Task goal: Wherever the word "power" turns up in a line of the entries, copy that line.
......
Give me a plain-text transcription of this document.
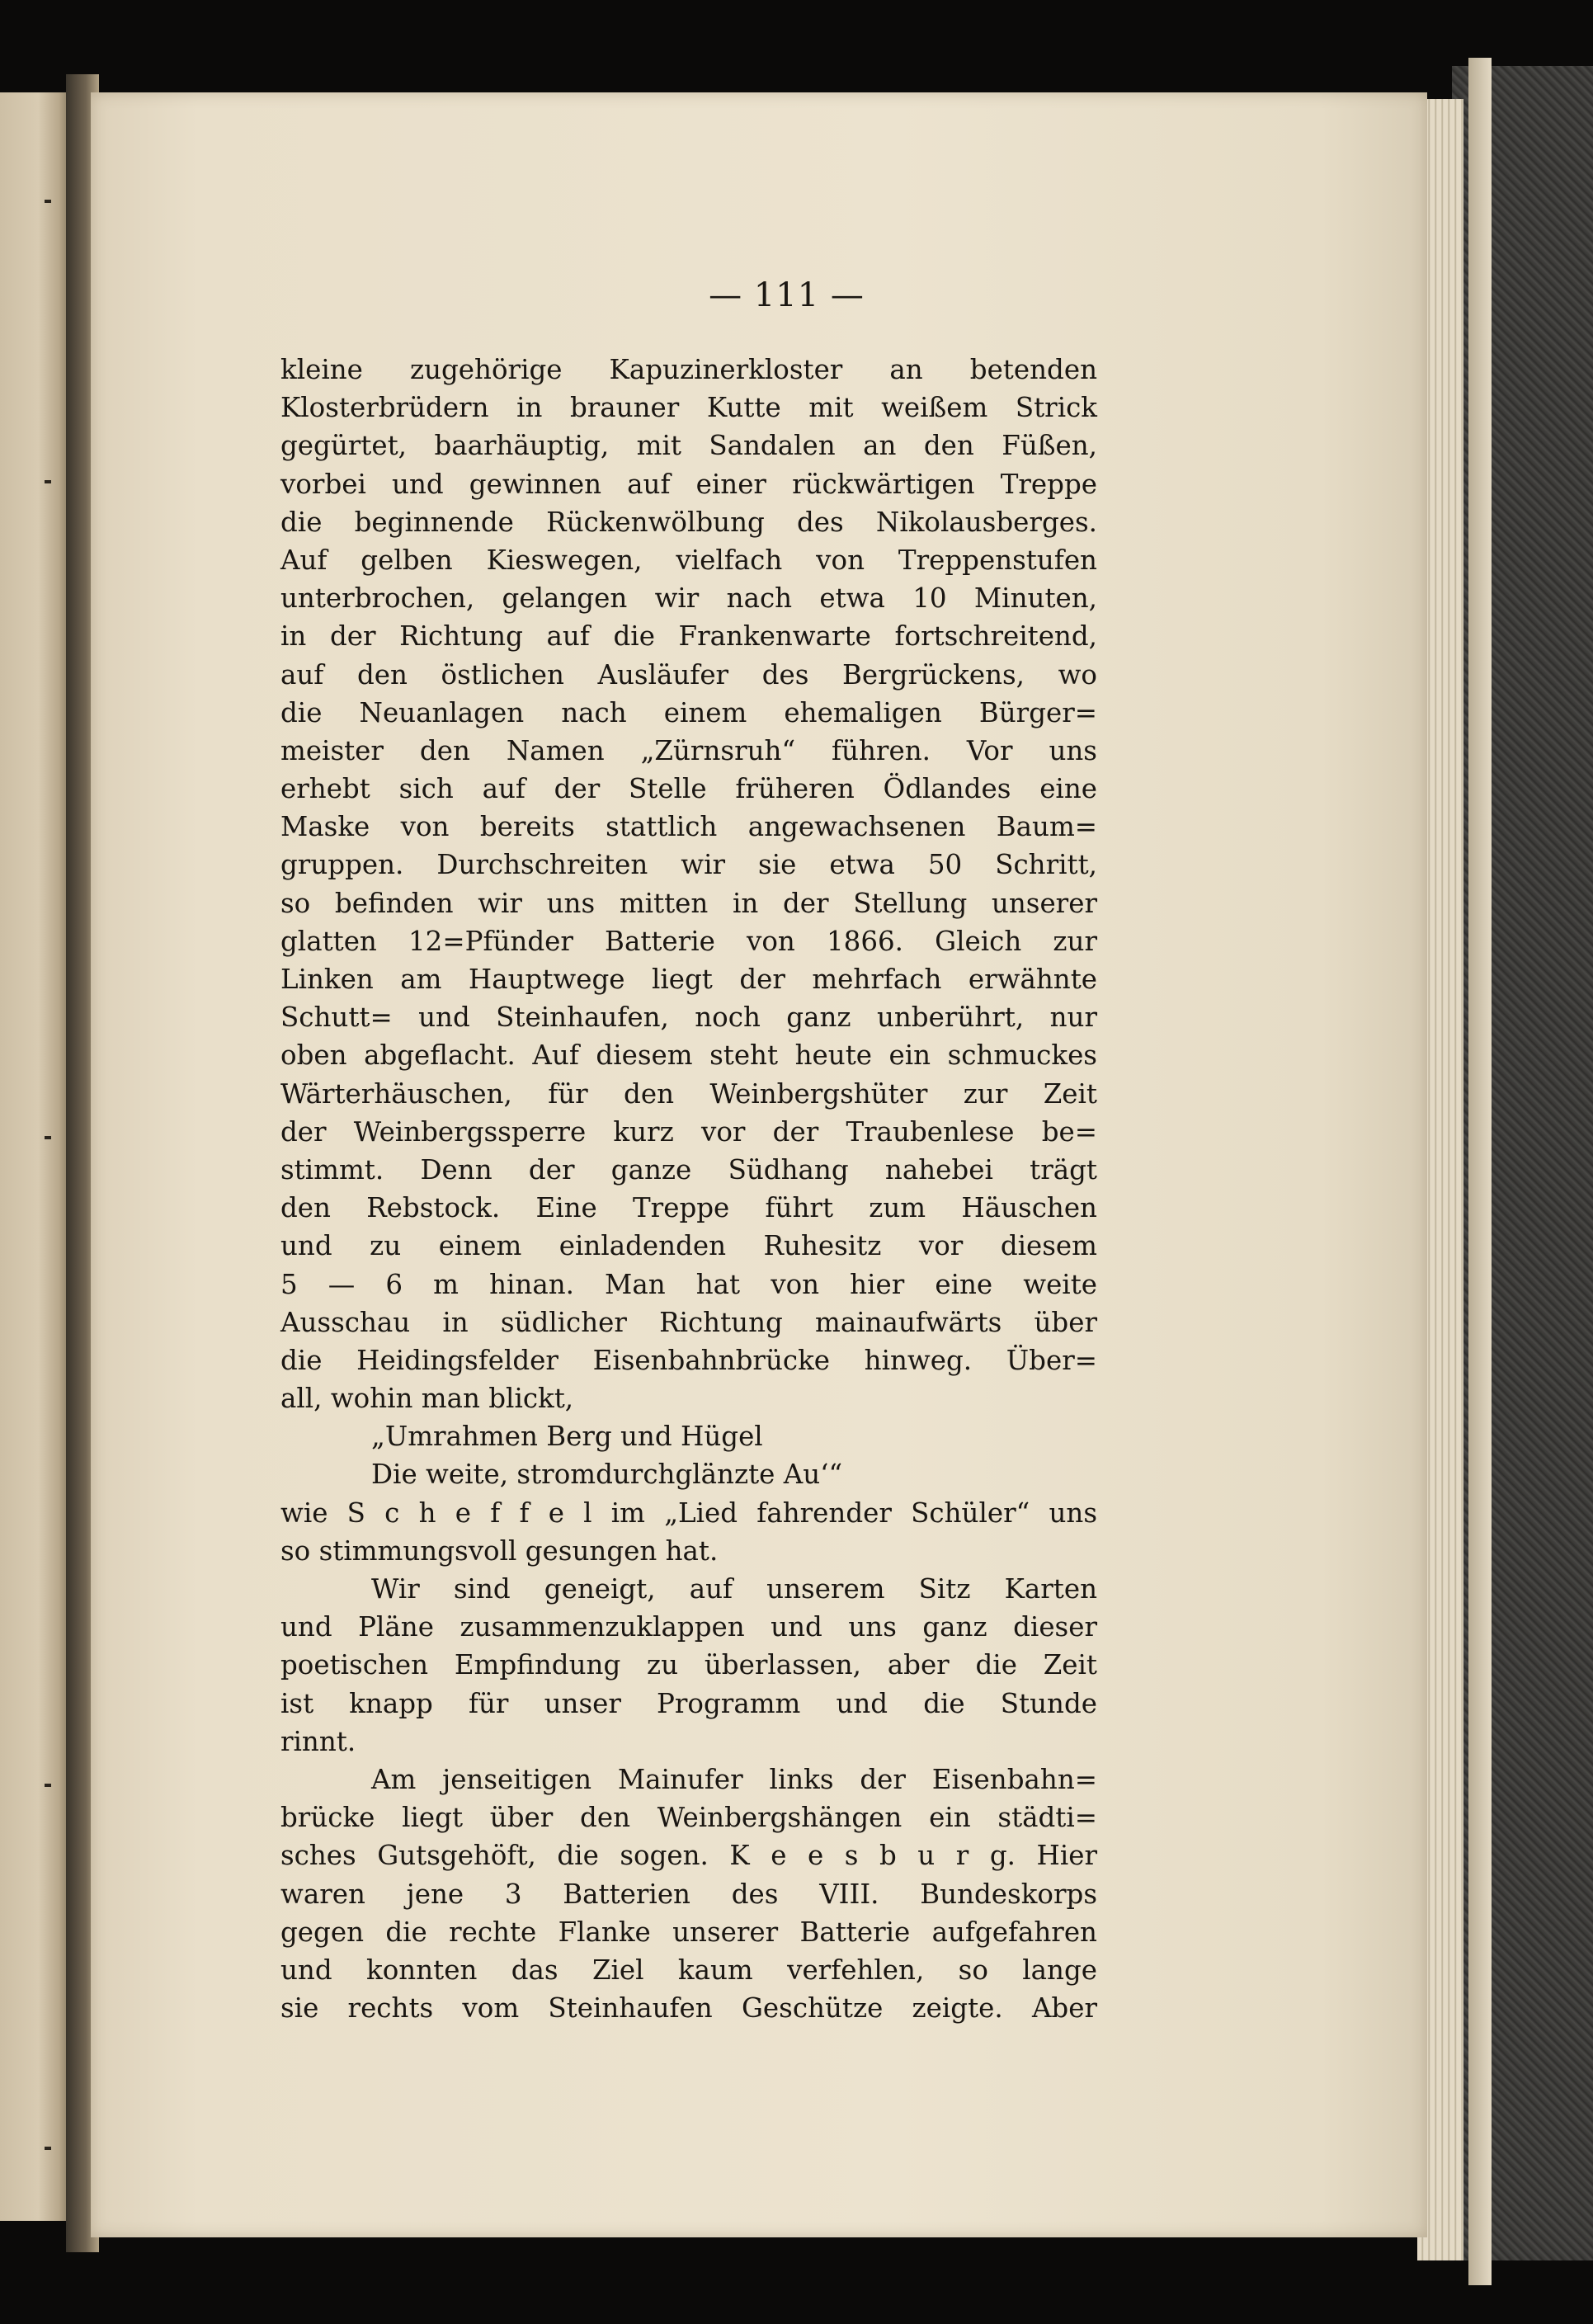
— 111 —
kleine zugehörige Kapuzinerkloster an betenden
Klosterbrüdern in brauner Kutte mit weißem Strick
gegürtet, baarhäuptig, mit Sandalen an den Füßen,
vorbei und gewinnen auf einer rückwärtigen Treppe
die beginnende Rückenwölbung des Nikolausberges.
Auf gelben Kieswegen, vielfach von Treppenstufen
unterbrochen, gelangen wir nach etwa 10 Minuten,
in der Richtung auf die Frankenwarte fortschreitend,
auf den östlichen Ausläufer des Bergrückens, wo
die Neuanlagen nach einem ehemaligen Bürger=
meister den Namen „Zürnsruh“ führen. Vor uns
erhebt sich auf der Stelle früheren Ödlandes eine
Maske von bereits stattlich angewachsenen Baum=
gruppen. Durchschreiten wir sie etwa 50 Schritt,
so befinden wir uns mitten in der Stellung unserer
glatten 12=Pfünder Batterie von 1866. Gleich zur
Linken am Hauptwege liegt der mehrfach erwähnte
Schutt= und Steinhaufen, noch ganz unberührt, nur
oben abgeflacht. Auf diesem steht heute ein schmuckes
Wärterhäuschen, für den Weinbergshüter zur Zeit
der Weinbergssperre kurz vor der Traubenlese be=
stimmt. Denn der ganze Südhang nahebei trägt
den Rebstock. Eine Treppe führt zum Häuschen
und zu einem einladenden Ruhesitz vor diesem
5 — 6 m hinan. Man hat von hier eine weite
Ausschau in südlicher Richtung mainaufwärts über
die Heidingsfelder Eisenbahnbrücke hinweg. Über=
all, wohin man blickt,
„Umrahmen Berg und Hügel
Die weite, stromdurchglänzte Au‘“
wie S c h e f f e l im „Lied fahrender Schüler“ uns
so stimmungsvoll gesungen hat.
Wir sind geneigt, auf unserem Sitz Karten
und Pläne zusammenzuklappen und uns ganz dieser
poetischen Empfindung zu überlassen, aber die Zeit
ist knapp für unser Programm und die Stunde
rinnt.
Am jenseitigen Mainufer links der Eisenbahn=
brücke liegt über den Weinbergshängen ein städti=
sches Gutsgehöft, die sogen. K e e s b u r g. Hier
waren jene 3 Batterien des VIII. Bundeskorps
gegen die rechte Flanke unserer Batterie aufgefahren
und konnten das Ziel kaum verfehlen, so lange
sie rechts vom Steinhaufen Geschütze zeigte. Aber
......
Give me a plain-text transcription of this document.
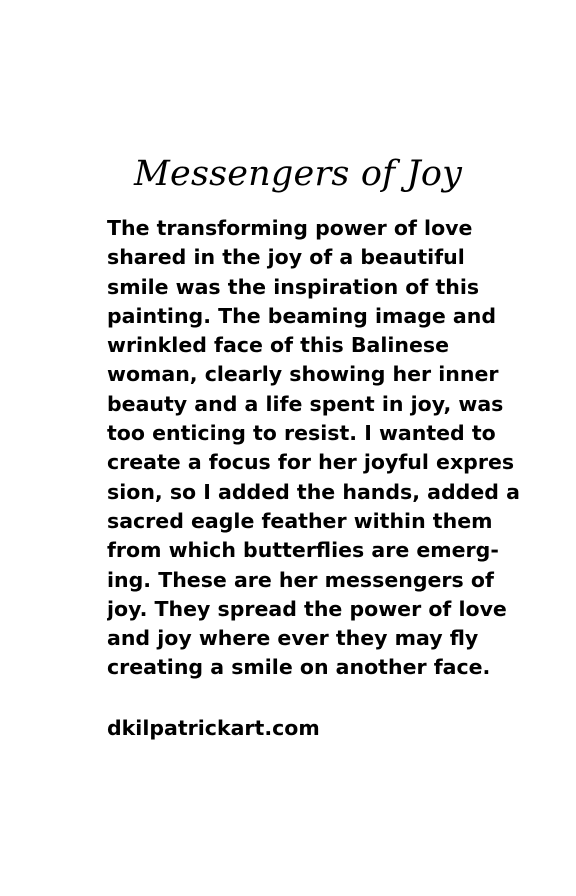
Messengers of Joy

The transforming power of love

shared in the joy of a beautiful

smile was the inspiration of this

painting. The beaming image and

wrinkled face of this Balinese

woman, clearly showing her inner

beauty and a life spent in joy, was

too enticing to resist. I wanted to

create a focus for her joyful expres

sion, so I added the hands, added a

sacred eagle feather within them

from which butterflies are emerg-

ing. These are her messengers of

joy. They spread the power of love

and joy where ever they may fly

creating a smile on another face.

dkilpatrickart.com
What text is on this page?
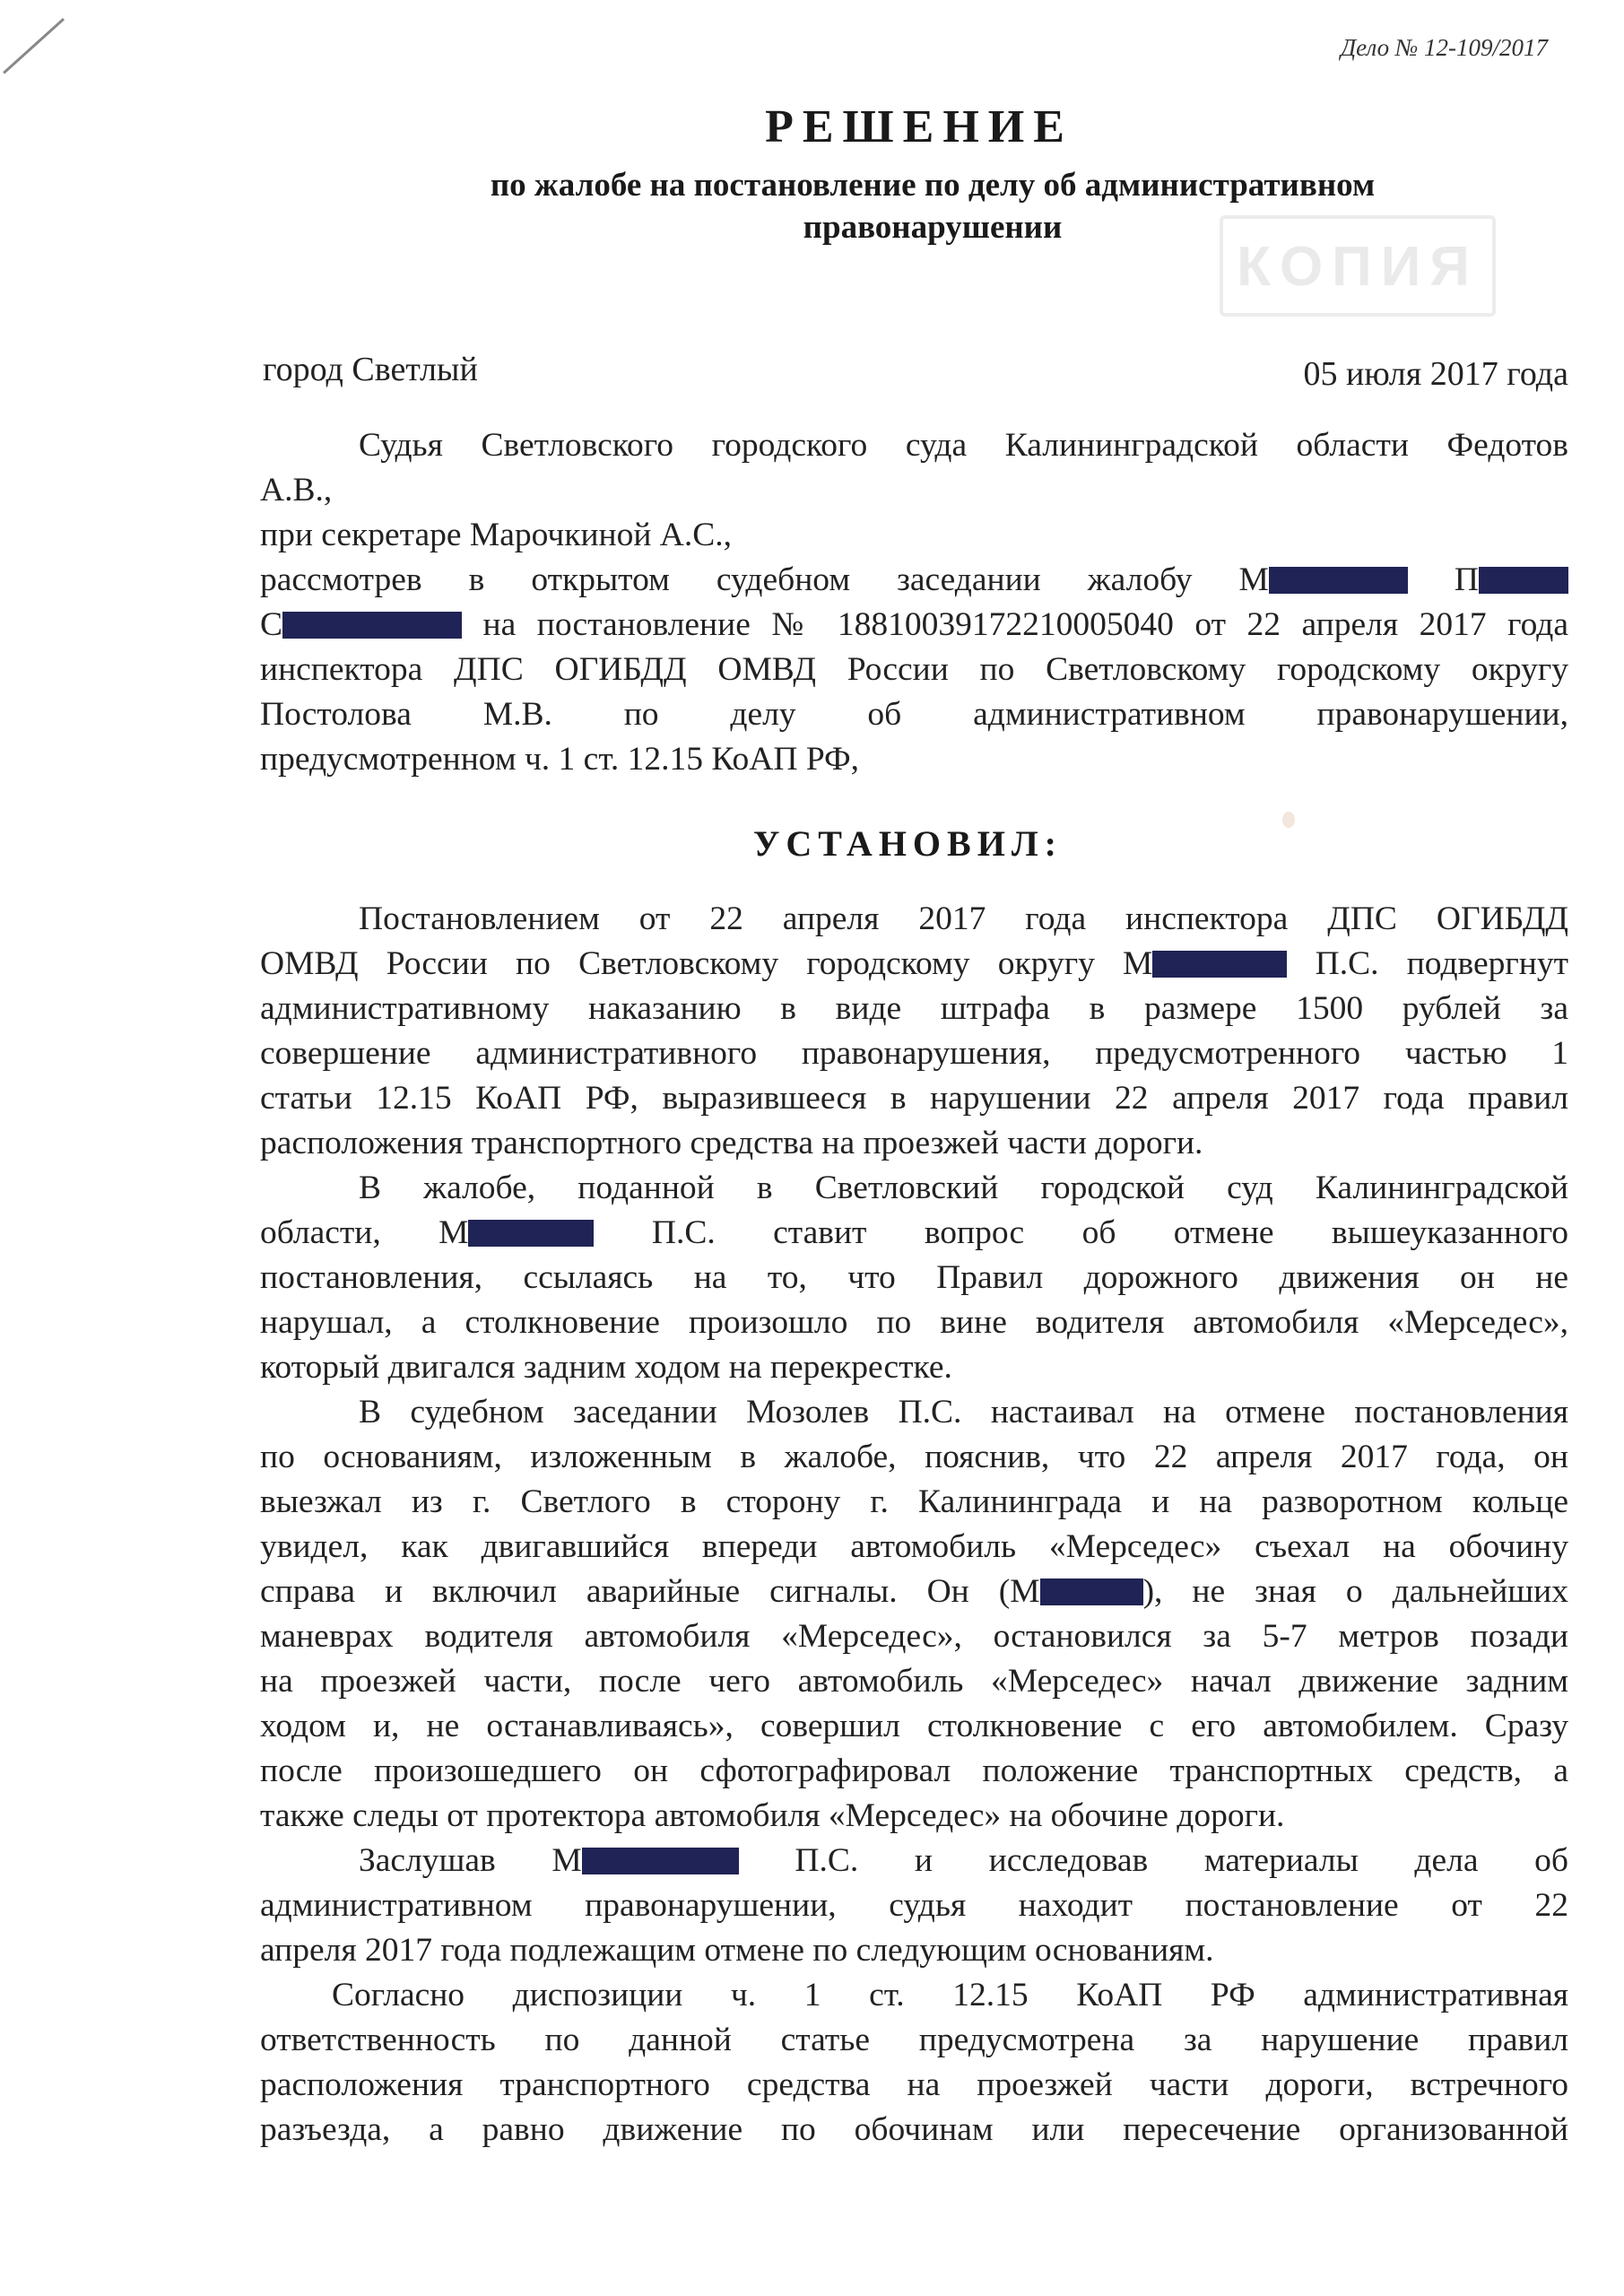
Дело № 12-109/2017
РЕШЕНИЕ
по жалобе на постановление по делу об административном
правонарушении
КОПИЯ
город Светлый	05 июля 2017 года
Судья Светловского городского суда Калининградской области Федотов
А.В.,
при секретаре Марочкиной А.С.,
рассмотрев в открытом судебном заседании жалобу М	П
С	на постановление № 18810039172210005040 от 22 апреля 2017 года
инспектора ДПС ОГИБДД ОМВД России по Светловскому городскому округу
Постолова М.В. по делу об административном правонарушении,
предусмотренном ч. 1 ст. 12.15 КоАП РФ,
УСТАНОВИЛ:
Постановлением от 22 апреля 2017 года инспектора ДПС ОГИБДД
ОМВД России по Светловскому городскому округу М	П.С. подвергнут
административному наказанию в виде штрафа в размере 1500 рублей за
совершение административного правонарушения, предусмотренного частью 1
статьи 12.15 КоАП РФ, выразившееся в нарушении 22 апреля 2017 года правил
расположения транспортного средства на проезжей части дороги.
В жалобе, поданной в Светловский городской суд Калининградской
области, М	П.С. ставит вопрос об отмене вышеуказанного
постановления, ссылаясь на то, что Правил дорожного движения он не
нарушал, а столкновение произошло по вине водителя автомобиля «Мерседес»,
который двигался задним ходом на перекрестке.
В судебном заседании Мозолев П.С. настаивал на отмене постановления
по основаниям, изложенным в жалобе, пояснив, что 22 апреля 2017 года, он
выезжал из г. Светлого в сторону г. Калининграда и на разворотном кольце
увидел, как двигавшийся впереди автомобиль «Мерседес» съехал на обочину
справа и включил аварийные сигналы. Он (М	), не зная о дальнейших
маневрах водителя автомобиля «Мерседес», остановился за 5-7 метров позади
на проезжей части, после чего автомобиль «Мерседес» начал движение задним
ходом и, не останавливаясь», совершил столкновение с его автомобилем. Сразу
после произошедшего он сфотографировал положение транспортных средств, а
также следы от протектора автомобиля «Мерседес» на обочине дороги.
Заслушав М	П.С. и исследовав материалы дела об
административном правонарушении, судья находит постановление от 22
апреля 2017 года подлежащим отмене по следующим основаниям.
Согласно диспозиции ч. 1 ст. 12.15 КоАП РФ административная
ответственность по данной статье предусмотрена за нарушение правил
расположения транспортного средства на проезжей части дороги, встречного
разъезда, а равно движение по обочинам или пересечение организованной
......
Exercise result:
The transforming power of love
joy. They spread the power of love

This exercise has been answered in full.